#### [WHAT YOU SHOULD DO]
Print the entries verbatim, leaving out the images they contain.

#### [TASK INPUTS]
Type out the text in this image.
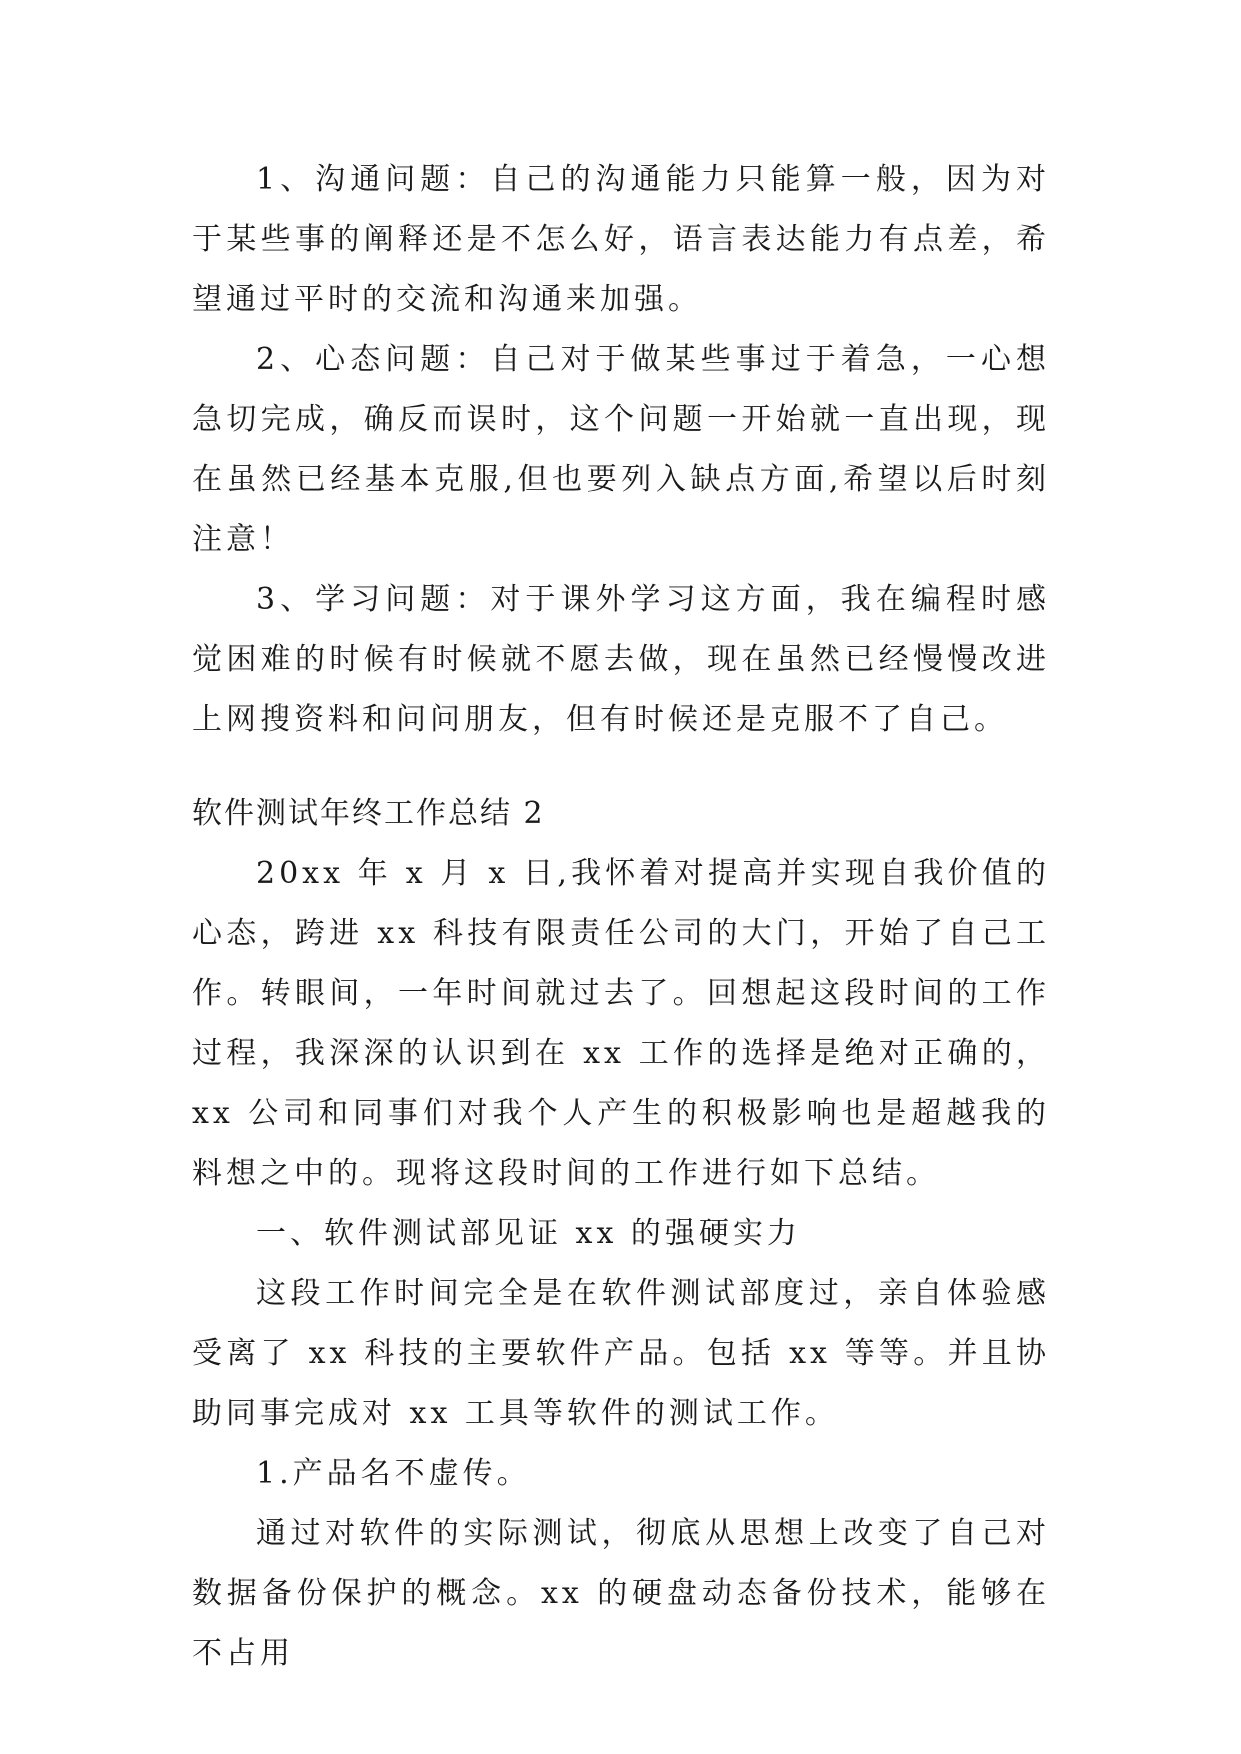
1、沟通问题：自己的沟通能力只能算一般，因为对于某些事的阐释还是不怎么好，语言表达能力有点差，希望通过平时的交流和沟通来加强。

2、心态问题：自己对于做某些事过于着急，一心想急切完成，确反而误时，这个问题一开始就一直出现，现在虽然已经基本克服,但也要列入缺点方面,希望以后时刻注意！

3、学习问题：对于课外学习这方面，我在编程时感觉困难的时候有时候就不愿去做，现在虽然已经慢慢改进上网搜资料和问问朋友，但有时候还是克服不了自己。

软件测试年终工作总结 2

20xx 年 x 月 x 日,我怀着对提高并实现自我价值的心态，跨进 xx 科技有限责任公司的大门，开始了自己工作。转眼间，一年时间就过去了。回想起这段时间的工作过程，我深深的认识到在 xx 工作的选择是绝对正确的，xx 公司和同事们对我个人产生的积极影响也是超越我的料想之中的。现将这段时间的工作进行如下总结。

一、软件测试部见证 xx 的强硬实力

这段工作时间完全是在软件测试部度过，亲自体验感受离了 xx 科技的主要软件产品。包括 xx 等等。并且协助同事完成对 xx 工具等软件的测试工作。

1.产品名不虚传。

通过对软件的实际测试，彻底从思想上改变了自己对数据备份保护的概念。xx 的硬盘动态备份技术，能够在不占用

#### [RESULT OF THE EXERCISE]
Type out the text in this image.
1、沟通问题：自己的沟通能力只能算一般，因为对于某些事的阐释还是不怎么好，语言表达能力有点差，希望通过平时的交流和沟通来加强。

2、心态问题：自己对于做某些事过于着急，一心想急切完成，确反而误时，这个问题一开始就一直出现，现在虽然已经基本克服,但也要列入缺点方面,希望以后时刻注意！

3、学习问题：对于课外学习这方面，我在编程时感觉困难的时候有时候就不愿去做，现在虽然已经慢慢改进上网搜资料和问问朋友，但有时候还是克服不了自己。

软件测试年终工作总结 2

20xx 年 x 月 x 日,我怀着对提高并实现自我价值的心态，跨进 xx 科技有限责任公司的大门，开始了自己工作。转眼间，一年时间就过去了。回想起这段时间的工作过程，我深深的认识到在 xx 工作的选择是绝对正确的，xx 公司和同事们对我个人产生的积极影响也是超越我的料想之中的。现将这段时间的工作进行如下总结。

一、软件测试部见证 xx 的强硬实力

这段工作时间完全是在软件测试部度过，亲自体验感受离了 xx 科技的主要软件产品。包括 xx 等等。并且协助同事完成对 xx 工具等软件的测试工作。

1.产品名不虚传。

通过对软件的实际测试，彻底从思想上改变了自己对数据备份保护的概念。xx 的硬盘动态备份技术，能够在不占用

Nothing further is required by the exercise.